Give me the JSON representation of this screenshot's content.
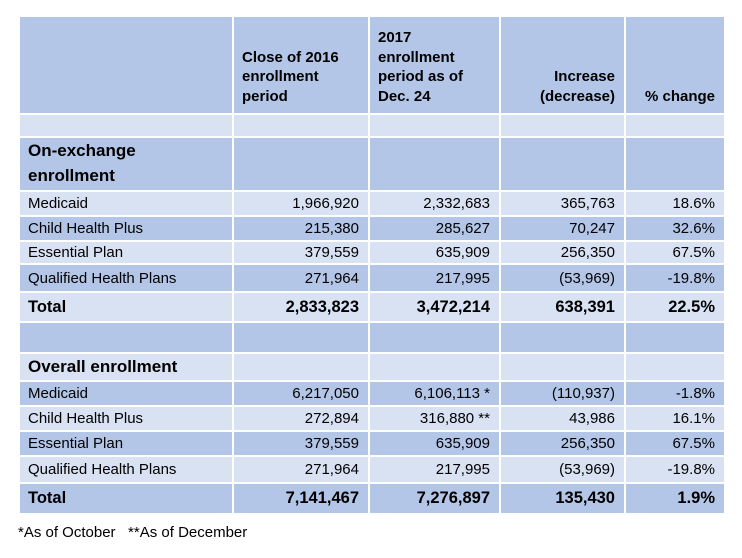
{
  "table": {
    "columns": [
      "",
      "Close of 2016 enrollment period",
      "2017 enrollment period as of Dec. 24",
      "Increase (decrease)",
      "% change"
    ],
    "rows": [
      [
        "",
        "",
        "",
        "",
        ""
      ],
      [
        "On-exchange enrollment",
        "",
        "",
        "",
        ""
      ],
      [
        "Medicaid",
        "1,966,920",
        "2,332,683",
        "365,763",
        "18.6%"
      ],
      [
        "Child Health Plus",
        "215,380",
        "285,627",
        "70,247",
        "32.6%"
      ],
      [
        "Essential Plan",
        "379,559",
        "635,909",
        "256,350",
        "67.5%"
      ],
      [
        "Qualified Health Plans",
        "271,964",
        "217,995",
        "(53,969)",
        "-19.8%"
      ],
      [
        "Total",
        "2,833,823",
        "3,472,214",
        "638,391",
        "22.5%"
      ],
      [
        "",
        "",
        "",
        "",
        ""
      ],
      [
        "Overall enrollment",
        "",
        "",
        "",
        ""
      ],
      [
        "Medicaid",
        "6,217,050",
        "6,106,113 *",
        "(110,937)",
        "-1.8%"
      ],
      [
        "Child Health Plus",
        "272,894",
        "316,880 **",
        "43,986",
        "16.1%"
      ],
      [
        "Essential Plan",
        "379,559",
        "635,909",
        "256,350",
        "67.5%"
      ],
      [
        "Qualified Health Plans",
        "271,964",
        "217,995",
        "(53,969)",
        "-19.8%"
      ],
      [
        "Total",
        "7,141,467",
        "7,276,897",
        "135,430",
        "1.9%"
      ]
    ]
  },
  "footnote": "*As of October   **As of December",
  "colors": {
    "band_dark": "#b4c6e7",
    "band_light": "#d9e2f3",
    "gridline": "#ffffff",
    "text": "#000000",
    "background": "#ffffff"
  }
}
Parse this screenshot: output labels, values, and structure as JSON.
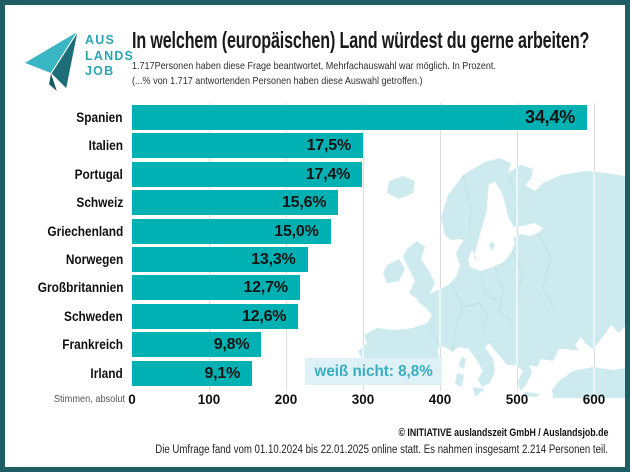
{
  "brand": {
    "logo_lines": [
      "AUS",
      "LANDS",
      "JOB"
    ],
    "logo_color": "#2ba4b4"
  },
  "header": {
    "title": "In welchem (europäischen) Land würdest du gerne arbeiten?",
    "subtitle_line1": "1.717Personen haben diese Frage beantwortet, Mehrfachauswahl war möglich. In Prozent.",
    "subtitle_line2": "(...% von 1.717 antwortenden Personen haben diese Auswahl getroffen.)"
  },
  "chart_data": {
    "type": "bar",
    "orientation": "horizontal",
    "title": "In welchem (europäischen) Land würdest du gerne arbeiten?",
    "categories": [
      "Spanien",
      "Italien",
      "Portugal",
      "Schweiz",
      "Griechenland",
      "Norwegen",
      "Großbritannien",
      "Schweden",
      "Frankreich",
      "Irland"
    ],
    "values_percent": [
      34.4,
      17.5,
      17.4,
      15.6,
      15.0,
      13.3,
      12.7,
      12.6,
      9.8,
      9.1
    ],
    "percent_labels": [
      "34,4%",
      "17,5%",
      "17,4%",
      "15,6%",
      "15,0%",
      "13,3%",
      "12,7%",
      "12,6%",
      "9,8%",
      "9,1%"
    ],
    "values_absolute_votes": [
      591,
      300,
      299,
      268,
      258,
      228,
      218,
      216,
      168,
      156
    ],
    "respondents_question": 1717,
    "x_axis": {
      "label": "Stimmen, absolut",
      "ticks": [
        0,
        100,
        200,
        300,
        400,
        500,
        600
      ],
      "xlim": [
        0,
        600
      ],
      "grid": true
    },
    "annotation": "weiß nicht: 8,8%",
    "legend": "none",
    "bar_color": "#00b1b4",
    "map_color": "#cdeaee"
  },
  "footer": {
    "copyright": "© INITIATIVE auslandszeit GmbH / Auslandsjob.de",
    "survey_note": "Die Umfrage fand vom 01.10.2024 bis 22.01.2025 online statt. Es nahmen insgesamt 2.214 Personen teil."
  },
  "colors": {
    "frame": "#1e5d64",
    "bar": "#00b1b4",
    "map": "#cdeaee",
    "annotation_bg": "#ddf1f6",
    "annotation_text": "#3aadc0",
    "logo_light": "#3ab5c4",
    "logo_dark": "#1d6e78"
  }
}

- Your instructions -
Every line in the data that holds "period" should be copied out.

- Task solution -
      "Close of 2016 enrollment period",
      "2017 enrollment period as of Dec. 24",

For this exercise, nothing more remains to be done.